* START Provided data *

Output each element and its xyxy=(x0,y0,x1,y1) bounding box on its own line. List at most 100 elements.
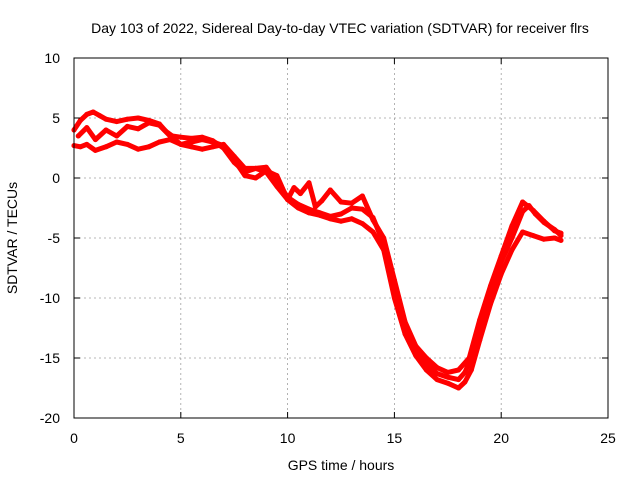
data-point xyxy=(291,185,297,191)
data-point xyxy=(295,205,301,211)
data-point xyxy=(445,380,451,386)
data-point xyxy=(103,127,109,133)
data-point xyxy=(413,353,419,359)
data-point xyxy=(317,212,323,218)
data-point xyxy=(468,367,474,373)
data-point xyxy=(488,301,493,307)
y-tick-label: 5 xyxy=(52,110,60,126)
data-point xyxy=(210,144,216,150)
data-point xyxy=(349,216,355,222)
x-tick-label: 20 xyxy=(493,430,509,446)
data-point xyxy=(391,295,397,301)
data-point xyxy=(135,126,141,132)
data-point xyxy=(97,113,103,119)
y-tick-label: 10 xyxy=(44,50,60,66)
data-point xyxy=(434,377,440,383)
data-point xyxy=(327,216,333,222)
data-point xyxy=(552,228,558,234)
y-tick-label: -5 xyxy=(48,230,61,246)
data-point xyxy=(456,367,461,373)
data-point xyxy=(530,207,536,213)
data-point xyxy=(178,141,184,147)
data-point xyxy=(77,117,83,123)
data-point xyxy=(359,206,365,212)
series-line-track-c xyxy=(75,120,564,375)
data-point xyxy=(114,133,120,139)
data-point xyxy=(488,283,493,289)
data-point xyxy=(434,371,440,377)
y-tick-labels: -20 -15 -10 -5 0 5 10 xyxy=(40,50,60,426)
data-point xyxy=(402,331,408,337)
data-point xyxy=(552,235,558,241)
data-point xyxy=(231,157,237,163)
data-point xyxy=(541,236,547,242)
x-tick-labels: 0 5 10 15 20 25 xyxy=(70,430,616,446)
chart-title: Day 103 of 2022, Sidereal Day-to-day VTE… xyxy=(91,20,589,36)
data-point xyxy=(84,125,90,131)
data-point xyxy=(92,147,98,153)
data-point xyxy=(135,146,141,152)
data-point xyxy=(462,379,468,385)
data-point xyxy=(338,218,344,224)
data-point xyxy=(156,122,162,128)
data-point xyxy=(509,247,515,253)
data-point xyxy=(541,218,547,224)
data-point xyxy=(114,119,120,125)
data-point xyxy=(456,377,461,383)
x-tick-label: 10 xyxy=(280,430,296,446)
data-point xyxy=(103,116,109,122)
data-point xyxy=(297,191,303,197)
data-point xyxy=(327,187,333,193)
data-point xyxy=(423,367,429,373)
data-point xyxy=(306,180,312,186)
data-point xyxy=(77,144,83,150)
data-point xyxy=(530,233,536,239)
data-point xyxy=(349,205,355,211)
data-point xyxy=(359,221,365,227)
axis-ticks xyxy=(73,57,609,419)
data-point xyxy=(178,134,184,140)
x-axis-label: GPS time / hours xyxy=(288,457,395,473)
y-tick-label: -20 xyxy=(40,410,60,426)
data-point xyxy=(210,139,216,145)
data-point xyxy=(146,144,152,150)
data-point xyxy=(274,173,280,179)
data-point xyxy=(103,144,109,150)
data-point xyxy=(253,175,259,181)
data-point xyxy=(114,139,120,145)
data-point xyxy=(285,197,291,203)
data-point xyxy=(509,223,515,229)
data-point xyxy=(370,229,376,235)
data-point xyxy=(75,133,81,139)
data-point xyxy=(242,173,248,179)
grid-lines xyxy=(74,58,608,418)
data-point xyxy=(456,385,461,391)
data-point xyxy=(445,374,451,380)
data-point xyxy=(338,199,344,205)
data-point xyxy=(558,230,564,236)
series-line-track-a xyxy=(71,109,564,383)
data-point xyxy=(312,204,318,210)
data-point xyxy=(263,164,269,170)
data-point xyxy=(434,365,440,371)
x-tick-label: 5 xyxy=(177,430,185,446)
data-point xyxy=(370,217,376,223)
data-point xyxy=(135,115,141,121)
data-point xyxy=(189,139,194,145)
data-point xyxy=(84,111,90,117)
data-point xyxy=(445,369,451,375)
y-tick-label: -15 xyxy=(40,350,60,366)
data-point xyxy=(156,139,162,145)
data-point xyxy=(520,199,526,205)
y-tick-label: 0 xyxy=(52,170,60,186)
data-point xyxy=(520,229,526,235)
data-point xyxy=(466,355,472,361)
data-point xyxy=(306,210,312,216)
data-point xyxy=(477,337,483,343)
data-point xyxy=(199,137,205,143)
data-point xyxy=(477,317,483,323)
data-point xyxy=(92,137,98,143)
x-tick-label: 0 xyxy=(70,430,78,446)
data-point xyxy=(359,193,365,199)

* END Provided data *

**Work required**
Quote all the entries above word for word, leaving out the pictures.

**The reply**
Output each element and its xyxy=(x0,y0,x1,y1) bounding box on its own line. List at most 100 elements.
data-point xyxy=(291,185,297,191)
data-point xyxy=(295,205,301,211)
data-point xyxy=(445,380,451,386)
data-point xyxy=(103,127,109,133)
data-point xyxy=(413,353,419,359)
data-point xyxy=(317,212,323,218)
data-point xyxy=(468,367,474,373)
data-point xyxy=(488,301,493,307)
y-tick-label: 5 xyxy=(52,110,60,126)
data-point xyxy=(210,144,216,150)
data-point xyxy=(349,216,355,222)
x-tick-label: 20 xyxy=(493,430,509,446)
data-point xyxy=(391,295,397,301)
data-point xyxy=(135,126,141,132)
data-point xyxy=(97,113,103,119)
y-tick-label: 10 xyxy=(44,50,60,66)
data-point xyxy=(434,377,440,383)
data-point xyxy=(327,216,333,222)
data-point xyxy=(552,228,558,234)
y-tick-label: -5 xyxy=(48,230,61,246)
data-point xyxy=(456,367,461,373)
data-point xyxy=(530,207,536,213)
data-point xyxy=(178,141,184,147)
data-point xyxy=(77,117,83,123)
data-point xyxy=(359,206,365,212)
series-line-track-c xyxy=(75,120,564,375)
data-point xyxy=(114,133,120,139)
data-point xyxy=(488,283,493,289)
data-point xyxy=(434,371,440,377)
y-tick-labels: -20 -15 -10 -5 0 5 10 xyxy=(40,50,60,426)
data-point xyxy=(402,331,408,337)
data-point xyxy=(552,235,558,241)
data-point xyxy=(231,157,237,163)
data-point xyxy=(541,236,547,242)
x-tick-labels: 0 5 10 15 20 25 xyxy=(70,430,616,446)
chart-title: Day 103 of 2022, Sidereal Day-to-day VTE… xyxy=(91,20,589,36)
data-point xyxy=(84,125,90,131)
data-point xyxy=(92,147,98,153)
data-point xyxy=(135,146,141,152)
data-point xyxy=(462,379,468,385)
data-point xyxy=(338,218,344,224)
data-point xyxy=(156,122,162,128)
data-point xyxy=(509,247,515,253)
data-point xyxy=(541,218,547,224)
data-point xyxy=(114,119,120,125)
data-point xyxy=(456,377,461,383)
x-tick-label: 10 xyxy=(280,430,296,446)
data-point xyxy=(103,116,109,122)
data-point xyxy=(297,191,303,197)
data-point xyxy=(327,187,333,193)
data-point xyxy=(423,367,429,373)
data-point xyxy=(306,180,312,186)
data-point xyxy=(77,144,83,150)
data-point xyxy=(530,233,536,239)
data-point xyxy=(349,205,355,211)
data-point xyxy=(359,221,365,227)
axis-ticks xyxy=(73,57,609,419)
data-point xyxy=(178,134,184,140)
x-axis-label: GPS time / hours xyxy=(288,457,395,473)
y-tick-label: -20 xyxy=(40,410,60,426)
data-point xyxy=(210,139,216,145)
data-point xyxy=(146,144,152,150)
data-point xyxy=(274,173,280,179)
data-point xyxy=(103,144,109,150)
data-point xyxy=(253,175,259,181)
data-point xyxy=(114,139,120,145)
data-point xyxy=(285,197,291,203)
data-point xyxy=(509,223,515,229)
data-point xyxy=(370,229,376,235)
data-point xyxy=(75,133,81,139)
data-point xyxy=(242,173,248,179)
grid-lines xyxy=(74,58,608,418)
data-point xyxy=(456,385,461,391)
data-point xyxy=(445,374,451,380)
data-point xyxy=(338,199,344,205)
data-point xyxy=(558,230,564,236)
series-line-track-a xyxy=(71,109,564,383)
data-point xyxy=(312,204,318,210)
data-point xyxy=(263,164,269,170)
data-point xyxy=(434,365,440,371)
x-tick-label: 5 xyxy=(177,430,185,446)
data-point xyxy=(370,217,376,223)
data-point xyxy=(135,115,141,121)
data-point xyxy=(189,139,194,145)
data-point xyxy=(84,111,90,117)
data-point xyxy=(445,369,451,375)
y-tick-label: -15 xyxy=(40,350,60,366)
data-point xyxy=(156,139,162,145)
data-point xyxy=(520,199,526,205)
y-tick-label: 0 xyxy=(52,170,60,186)
data-point xyxy=(520,229,526,235)
data-point xyxy=(466,355,472,361)
data-point xyxy=(306,210,312,216)
data-point xyxy=(477,337,483,343)
data-point xyxy=(199,137,205,143)
data-point xyxy=(477,317,483,323)
data-point xyxy=(92,137,98,143)
x-tick-label: 0 xyxy=(70,430,78,446)
data-point xyxy=(359,193,365,199)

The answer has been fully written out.